**DATA PROVIDED**
--- Begin ---
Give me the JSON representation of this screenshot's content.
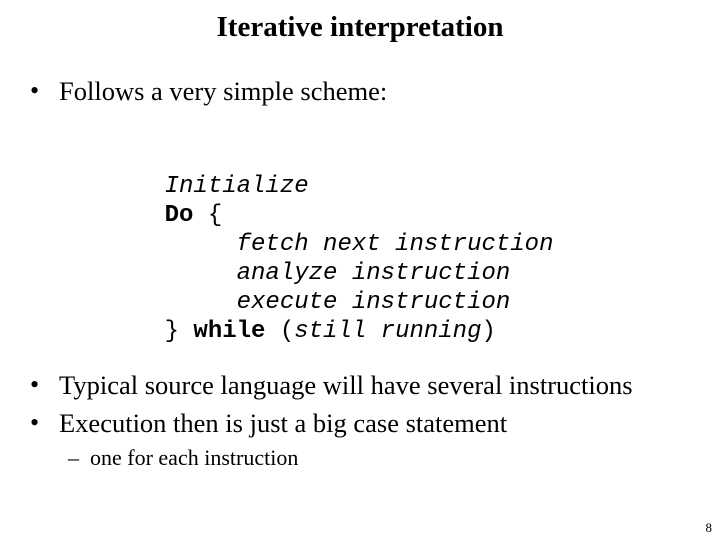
{
  "slide": {
    "title": "Iterative interpretation",
    "bullet_glyph": "•",
    "sub_bullet_glyph": "–",
    "bullets": [
      {
        "text": "Follows a very simple scheme:"
      },
      {
        "text": "Typical source language will have several instructions"
      },
      {
        "text": "Execution then is just a big case statement",
        "sub_bullets": [
          {
            "text": "one for each instruction"
          }
        ]
      }
    ],
    "code": {
      "line1": {
        "text": "Initialize"
      },
      "line2": {
        "keyword": "Do",
        "rest": " {"
      },
      "line3": {
        "indent": "     ",
        "text": "fetch next instruction"
      },
      "line4": {
        "indent": "     ",
        "text": "analyze instruction"
      },
      "line5": {
        "indent": "     ",
        "text": "execute instruction"
      },
      "line6": {
        "prefix": "} ",
        "keyword": "while",
        "open": " (",
        "condition": "still running",
        "close": ")"
      }
    },
    "page_number": "8"
  }
}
--- End ---
**REQUIRED WORK**
Quote every record above exactly, leaving out any pictures.

**WRITTEN SOLUTION**
Give me the JSON representation of this screenshot's content.
{
  "slide": {
    "title": "Iterative interpretation",
    "bullet_glyph": "•",
    "sub_bullet_glyph": "–",
    "bullets": [
      {
        "text": "Follows a very simple scheme:"
      },
      {
        "text": "Typical source language will have several instructions"
      },
      {
        "text": "Execution then is just a big case statement",
        "sub_bullets": [
          {
            "text": "one for each instruction"
          }
        ]
      }
    ],
    "code": {
      "line1": {
        "text": "Initialize"
      },
      "line2": {
        "keyword": "Do",
        "rest": " {"
      },
      "line3": {
        "indent": "     ",
        "text": "fetch next instruction"
      },
      "line4": {
        "indent": "     ",
        "text": "analyze instruction"
      },
      "line5": {
        "indent": "     ",
        "text": "execute instruction"
      },
      "line6": {
        "prefix": "} ",
        "keyword": "while",
        "open": " (",
        "condition": "still running",
        "close": ")"
      }
    },
    "page_number": "8"
  }
}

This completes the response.